* Exercise: Transcribe the records that follow. Keep every word exactly, and drop the pictures.

* Exercise input:
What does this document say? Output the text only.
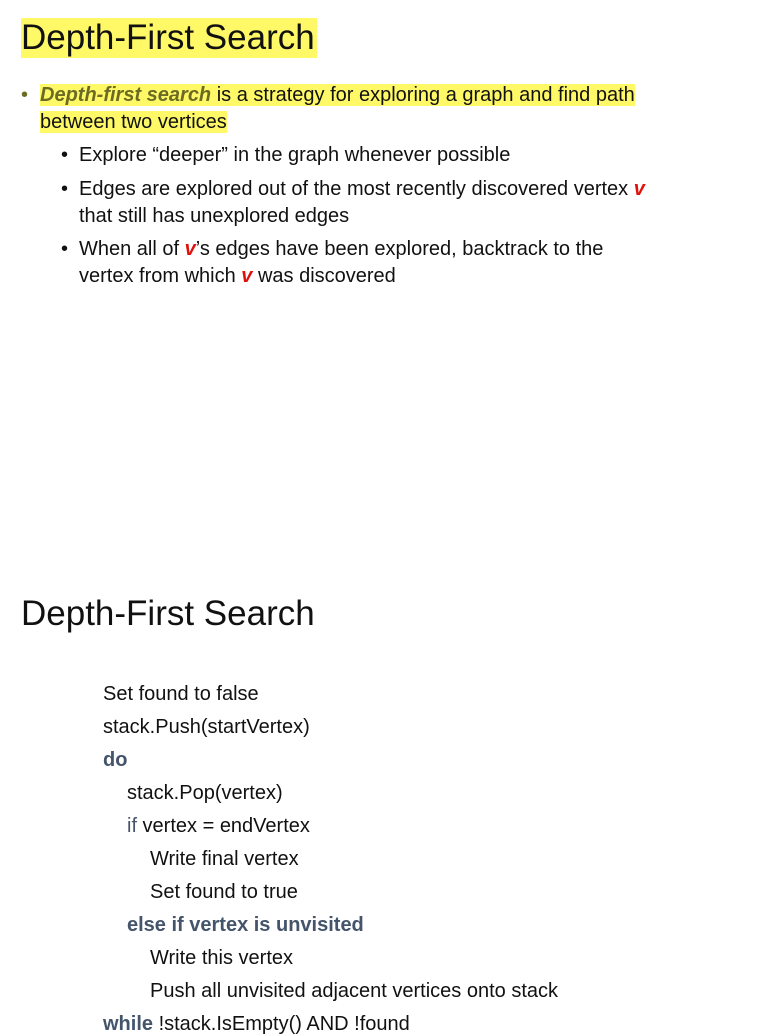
Depth-First Search
• Depth-first search is a strategy for exploring a graph and find path
between two vertices
• Explore “deeper” in the graph whenever possible
• Edges are explored out of the most recently discovered vertex v
that still has unexplored edges
• When all of v’s edges have been explored, backtrack to the
vertex from which v was discovered
Depth-First Search
Set found to false
stack.Push(startVertex)
do
stack.Pop(vertex)
if vertex = endVertex
Write final vertex
Set found to true
else if vertex is unvisited
Write this vertex
Push all unvisited adjacent vertices onto stack
while !stack.IsEmpty() AND !found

* Solution to the problem:
What does this document say? Output the text only.
Depth-First Search
• Depth-first search is a strategy for exploring a graph and find path
between two vertices
• Explore “deeper” in the graph whenever possible
• Edges are explored out of the most recently discovered vertex v
that still has unexplored edges
• When all of v’s edges have been explored, backtrack to the
vertex from which v was discovered
Depth-First Search
Set found to false
stack.Push(startVertex)
do
stack.Pop(vertex)
if vertex = endVertex
Write final vertex
Set found to true
else if vertex is unvisited
Write this vertex
Push all unvisited adjacent vertices onto stack
while !stack.IsEmpty() AND !found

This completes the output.